Collected data entries
——

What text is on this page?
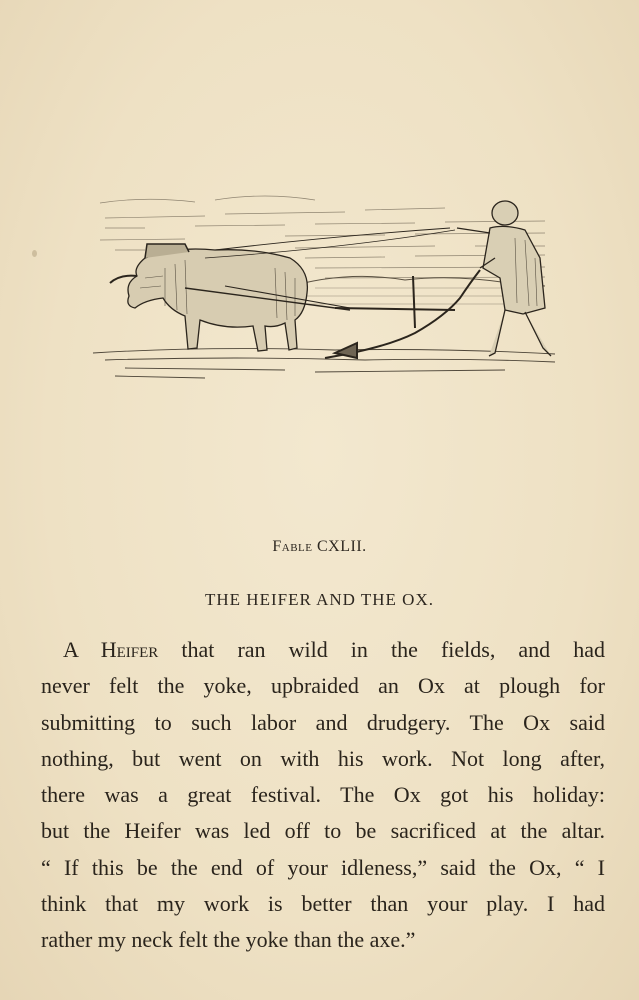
Fable CXLII.
THE HEIFER AND THE OX.
A Heifer that ran wild in the fields, and had
never felt the yoke, upbraided an Ox at plough for
submitting to such labor and drudgery. The Ox said
nothing, but went on with his work. Not long after,
there was a great festival. The Ox got his holiday:
but the Heifer was led off to be sacrificed at the altar.
“ If this be the end of your idleness,” said the Ox, “ I
think that my work is better than your play. I had
rather my neck felt the yoke than the axe.”
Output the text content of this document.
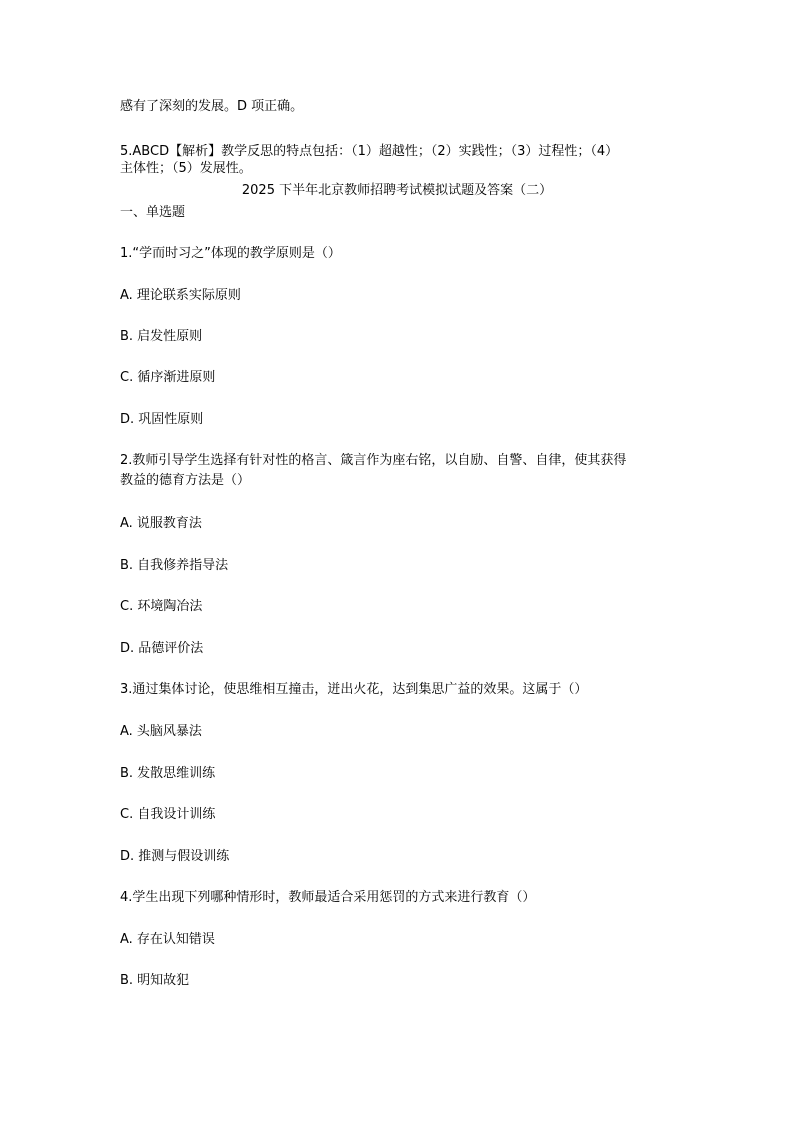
感有了深刻的发展。D 项正确。
5.ABCD【解析】教学反思的特点包括：（1）超越性；（2）实践性；（3）过程性；（4）
主体性；（5）发展性。
2025 下半年北京教师招聘考试模拟试题及答案（二）
一、单选题
1.“学而时习之”体现的教学原则是（）
A. 理论联系实际原则
B. 启发性原则
C. 循序渐进原则
D. 巩固性原则
2.教师引导学生选择有针对性的格言、箴言作为座右铭，以自励、自警、自律，使其获得
教益的德育方法是（）
A. 说服教育法
B. 自我修养指导法
C. 环境陶冶法
D. 品德评价法
3.通过集体讨论，使思维相互撞击，迸出火花，达到集思广益的效果。这属于（）
A. 头脑风暴法
B. 发散思维训练
C. 自我设计训练
D. 推测与假设训练
4.学生出现下列哪种情形时，教师最适合采用惩罚的方式来进行教育（）
A. 存在认知错误
B. 明知故犯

——

**Problem details:**
Give an exact reproduction of every line, leaving out any picture.

**Result for this task:**
What text is on this page?
Fable CXLII.
THE HEIFER AND THE OX.
A Heifer that ran wild in the fields, and had
never felt the yoke, upbraided an Ox at plough for
submitting to such labor and drudgery. The Ox said
nothing, but went on with his work. Not long after,
there was a great festival. The Ox got his holiday:
but the Heifer was led off to be sacrificed at the altar.
“ If this be the end of your idleness,” said the Ox, “ I
think that my work is better than your play. I had
rather my neck felt the yoke than the axe.”
Output the text content of this document.
感有了深刻的发展。D 项正确。
5.ABCD【解析】教学反思的特点包括：（1）超越性；（2）实践性；（3）过程性；（4）
主体性；（5）发展性。
2025 下半年北京教师招聘考试模拟试题及答案（二）
一、单选题
1.“学而时习之”体现的教学原则是（）
A. 理论联系实际原则
B. 启发性原则
C. 循序渐进原则
D. 巩固性原则
2.教师引导学生选择有针对性的格言、箴言作为座右铭，以自励、自警、自律，使其获得
教益的德育方法是（）
A. 说服教育法
B. 自我修养指导法
C. 环境陶冶法
D. 品德评价法
3.通过集体讨论，使思维相互撞击，迸出火花，达到集思广益的效果。这属于（）
A. 头脑风暴法
B. 发散思维训练
C. 自我设计训练
D. 推测与假设训练
4.学生出现下列哪种情形时，教师最适合采用惩罚的方式来进行教育（）
A. 存在认知错误
B. 明知故犯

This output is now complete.